Source text:
Manage the Impala Connector

This applies to: Visual Data Discovery

The Symphony Cloudera Impala™ connector allows you to visualize huge volumes of data stored in their Hadoop cluster in real time and with no ETL. Symphony supports Impala versions 3.2 - 3.4.

Before you can establish a connection from Symphony to Cloudera Impala storage, a connector server needs to be installed and configured. See Manage Connectors and Connector Servers for general instructions and Connect to Impala for details specific to the Cloudera Impala connector.

After the connector has been set up, you can create data source configurations that specify the necessary connection information and identify the data you want to use. See Manage Visual Data Discovery Data Source Configurations for more information. After data sources are configured, they can be used to create dashboards and visuals from your data. See Create Data Discovery Dashboards.

This topic describes:

See also:

Feature Support

Connector support for specific features is shown in the following table.

Key: Y - Supported; N - Not Supported; N/A - not applicable

Feature Supported? Notes
Admin-Defined Functions Y  
Box Plots Y
Custom SQL Queries Y If you need to access a BigQuery partition, explicitly include an alias for the built in partition column in your select clause, such as select *, _PARTITIONTIME as pt from projectId.datasetId.tableId.

The tasks:
1) According to the Impala connector page, which Impala versions does Symphony support?
2) Return the portion of the Impala connector page between "After the connector" and "Data Discovery Dashboards.", inclusive, copied word for word.

Dataset rows:
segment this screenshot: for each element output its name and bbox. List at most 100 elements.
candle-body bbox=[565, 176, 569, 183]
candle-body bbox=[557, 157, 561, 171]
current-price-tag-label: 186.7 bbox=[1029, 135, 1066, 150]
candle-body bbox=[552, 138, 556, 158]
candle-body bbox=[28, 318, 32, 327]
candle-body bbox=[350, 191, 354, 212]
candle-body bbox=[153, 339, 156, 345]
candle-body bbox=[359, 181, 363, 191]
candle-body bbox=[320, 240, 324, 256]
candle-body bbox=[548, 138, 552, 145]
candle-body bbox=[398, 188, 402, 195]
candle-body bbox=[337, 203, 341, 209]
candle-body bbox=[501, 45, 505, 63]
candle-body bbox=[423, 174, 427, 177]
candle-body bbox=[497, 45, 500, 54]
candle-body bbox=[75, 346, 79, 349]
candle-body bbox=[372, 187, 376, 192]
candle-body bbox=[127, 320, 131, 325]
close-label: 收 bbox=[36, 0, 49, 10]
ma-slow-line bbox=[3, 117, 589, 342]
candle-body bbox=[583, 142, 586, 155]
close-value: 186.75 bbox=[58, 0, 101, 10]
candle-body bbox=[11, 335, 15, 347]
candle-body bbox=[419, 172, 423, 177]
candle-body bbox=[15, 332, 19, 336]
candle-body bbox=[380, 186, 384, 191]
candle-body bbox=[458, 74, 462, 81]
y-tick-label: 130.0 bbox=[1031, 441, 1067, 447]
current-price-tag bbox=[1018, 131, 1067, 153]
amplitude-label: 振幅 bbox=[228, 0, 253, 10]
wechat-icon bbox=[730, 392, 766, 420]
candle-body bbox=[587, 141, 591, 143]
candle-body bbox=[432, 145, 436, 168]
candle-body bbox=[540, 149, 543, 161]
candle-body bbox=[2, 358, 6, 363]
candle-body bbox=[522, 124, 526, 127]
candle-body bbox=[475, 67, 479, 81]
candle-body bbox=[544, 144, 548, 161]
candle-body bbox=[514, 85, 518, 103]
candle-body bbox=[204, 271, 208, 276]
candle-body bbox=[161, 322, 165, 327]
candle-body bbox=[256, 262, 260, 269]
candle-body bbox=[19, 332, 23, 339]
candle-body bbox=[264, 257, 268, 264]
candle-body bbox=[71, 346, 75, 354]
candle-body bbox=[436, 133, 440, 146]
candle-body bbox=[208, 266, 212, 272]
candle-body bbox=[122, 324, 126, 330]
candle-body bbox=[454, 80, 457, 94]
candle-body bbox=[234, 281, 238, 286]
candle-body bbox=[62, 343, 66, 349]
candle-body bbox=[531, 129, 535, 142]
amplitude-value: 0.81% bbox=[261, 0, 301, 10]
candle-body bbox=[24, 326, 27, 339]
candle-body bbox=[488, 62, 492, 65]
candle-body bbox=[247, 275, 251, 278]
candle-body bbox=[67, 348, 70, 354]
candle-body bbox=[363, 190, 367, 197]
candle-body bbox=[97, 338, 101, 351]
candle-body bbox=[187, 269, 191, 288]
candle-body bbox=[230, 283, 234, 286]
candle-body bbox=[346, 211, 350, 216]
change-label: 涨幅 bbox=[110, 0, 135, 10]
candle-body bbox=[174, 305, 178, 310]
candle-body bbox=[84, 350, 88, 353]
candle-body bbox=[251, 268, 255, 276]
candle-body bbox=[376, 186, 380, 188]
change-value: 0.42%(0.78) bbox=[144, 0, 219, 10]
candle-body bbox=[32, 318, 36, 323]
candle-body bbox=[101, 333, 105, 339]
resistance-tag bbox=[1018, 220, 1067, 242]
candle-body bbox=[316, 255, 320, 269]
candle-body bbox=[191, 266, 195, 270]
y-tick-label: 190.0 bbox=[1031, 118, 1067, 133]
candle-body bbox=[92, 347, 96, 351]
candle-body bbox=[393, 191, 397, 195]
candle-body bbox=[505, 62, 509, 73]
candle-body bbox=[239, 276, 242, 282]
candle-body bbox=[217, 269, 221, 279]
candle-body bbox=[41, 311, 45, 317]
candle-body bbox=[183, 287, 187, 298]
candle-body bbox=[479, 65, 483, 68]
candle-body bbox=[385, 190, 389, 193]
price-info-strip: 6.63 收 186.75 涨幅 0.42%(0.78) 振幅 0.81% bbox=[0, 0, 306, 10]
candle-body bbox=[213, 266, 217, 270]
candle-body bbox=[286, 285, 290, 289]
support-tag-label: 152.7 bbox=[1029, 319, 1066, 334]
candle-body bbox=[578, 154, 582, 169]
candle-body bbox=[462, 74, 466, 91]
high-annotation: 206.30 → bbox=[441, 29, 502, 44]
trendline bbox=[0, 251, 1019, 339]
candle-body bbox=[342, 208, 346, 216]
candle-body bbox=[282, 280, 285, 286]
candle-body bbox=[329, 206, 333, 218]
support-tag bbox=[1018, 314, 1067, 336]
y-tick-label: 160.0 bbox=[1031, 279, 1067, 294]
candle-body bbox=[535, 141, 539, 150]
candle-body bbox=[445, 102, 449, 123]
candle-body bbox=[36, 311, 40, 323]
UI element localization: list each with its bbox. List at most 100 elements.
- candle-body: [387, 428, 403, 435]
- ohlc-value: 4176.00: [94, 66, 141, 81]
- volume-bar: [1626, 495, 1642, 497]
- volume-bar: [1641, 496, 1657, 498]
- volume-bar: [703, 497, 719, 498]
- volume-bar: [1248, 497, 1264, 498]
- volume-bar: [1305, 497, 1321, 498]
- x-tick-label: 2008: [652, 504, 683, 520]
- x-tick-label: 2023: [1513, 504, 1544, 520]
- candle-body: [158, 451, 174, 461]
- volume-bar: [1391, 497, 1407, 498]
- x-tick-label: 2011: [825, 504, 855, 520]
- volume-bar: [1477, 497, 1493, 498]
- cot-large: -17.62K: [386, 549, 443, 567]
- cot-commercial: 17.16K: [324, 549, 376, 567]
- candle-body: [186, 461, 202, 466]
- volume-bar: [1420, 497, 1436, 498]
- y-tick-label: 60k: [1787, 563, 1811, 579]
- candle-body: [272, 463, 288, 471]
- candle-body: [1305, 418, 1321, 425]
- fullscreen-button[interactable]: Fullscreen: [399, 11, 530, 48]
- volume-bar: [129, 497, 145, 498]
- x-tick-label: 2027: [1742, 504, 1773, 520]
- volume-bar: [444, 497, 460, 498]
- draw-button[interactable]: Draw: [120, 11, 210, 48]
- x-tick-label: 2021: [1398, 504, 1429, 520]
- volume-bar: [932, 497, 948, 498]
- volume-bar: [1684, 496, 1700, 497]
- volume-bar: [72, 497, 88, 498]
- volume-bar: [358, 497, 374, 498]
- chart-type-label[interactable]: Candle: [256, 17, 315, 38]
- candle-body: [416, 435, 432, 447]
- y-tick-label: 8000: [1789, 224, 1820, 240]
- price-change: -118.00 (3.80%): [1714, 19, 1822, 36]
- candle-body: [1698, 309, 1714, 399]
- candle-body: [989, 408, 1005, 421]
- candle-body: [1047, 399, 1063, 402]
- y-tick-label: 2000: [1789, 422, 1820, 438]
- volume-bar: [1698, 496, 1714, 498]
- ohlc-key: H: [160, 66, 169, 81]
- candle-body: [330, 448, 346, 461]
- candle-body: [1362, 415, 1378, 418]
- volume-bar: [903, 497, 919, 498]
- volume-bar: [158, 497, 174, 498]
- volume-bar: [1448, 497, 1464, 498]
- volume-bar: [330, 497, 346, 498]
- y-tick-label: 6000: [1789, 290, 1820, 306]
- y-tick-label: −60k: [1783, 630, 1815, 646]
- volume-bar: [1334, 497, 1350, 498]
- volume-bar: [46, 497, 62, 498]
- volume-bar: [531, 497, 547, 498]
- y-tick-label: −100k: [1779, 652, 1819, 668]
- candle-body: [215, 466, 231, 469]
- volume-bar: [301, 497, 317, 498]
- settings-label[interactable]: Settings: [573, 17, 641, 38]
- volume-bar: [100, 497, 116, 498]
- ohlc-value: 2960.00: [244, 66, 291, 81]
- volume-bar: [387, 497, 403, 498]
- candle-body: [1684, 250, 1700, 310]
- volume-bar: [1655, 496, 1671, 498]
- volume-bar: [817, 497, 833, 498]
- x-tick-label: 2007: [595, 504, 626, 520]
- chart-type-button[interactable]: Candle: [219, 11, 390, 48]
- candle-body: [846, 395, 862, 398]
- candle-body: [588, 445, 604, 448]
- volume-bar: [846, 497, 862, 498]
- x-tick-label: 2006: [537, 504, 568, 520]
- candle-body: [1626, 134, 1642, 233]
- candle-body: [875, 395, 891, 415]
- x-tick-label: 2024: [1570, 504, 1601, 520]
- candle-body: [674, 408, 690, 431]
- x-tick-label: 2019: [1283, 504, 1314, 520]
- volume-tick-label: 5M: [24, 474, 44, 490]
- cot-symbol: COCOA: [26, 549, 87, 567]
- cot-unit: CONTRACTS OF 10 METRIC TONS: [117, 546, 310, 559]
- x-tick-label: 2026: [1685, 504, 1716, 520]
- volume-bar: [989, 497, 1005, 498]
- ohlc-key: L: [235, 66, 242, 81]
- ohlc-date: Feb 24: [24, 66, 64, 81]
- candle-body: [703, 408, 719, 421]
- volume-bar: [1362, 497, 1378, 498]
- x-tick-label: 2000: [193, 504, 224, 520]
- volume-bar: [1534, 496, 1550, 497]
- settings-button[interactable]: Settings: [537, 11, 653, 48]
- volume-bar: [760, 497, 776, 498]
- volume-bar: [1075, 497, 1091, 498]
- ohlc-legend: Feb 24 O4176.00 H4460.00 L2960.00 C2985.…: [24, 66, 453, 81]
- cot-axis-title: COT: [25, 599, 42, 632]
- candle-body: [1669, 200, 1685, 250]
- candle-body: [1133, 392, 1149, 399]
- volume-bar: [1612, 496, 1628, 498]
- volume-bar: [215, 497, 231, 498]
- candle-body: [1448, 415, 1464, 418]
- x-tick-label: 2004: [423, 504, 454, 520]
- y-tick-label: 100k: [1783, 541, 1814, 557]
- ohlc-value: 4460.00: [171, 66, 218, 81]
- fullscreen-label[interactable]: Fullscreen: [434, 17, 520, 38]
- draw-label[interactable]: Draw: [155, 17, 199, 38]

Written responses:
1) Impala versions 3.2 - 3.4.

2)
After the connector has been set up, you can create data source configurations that specify the necessary connection information and identify the data you want to use. See Manage Visual Data Discovery Data Source Configurations for more information. After data sources are configured, they can be used to create dashboards and visuals from your data. See Create Data Discovery Dashboards.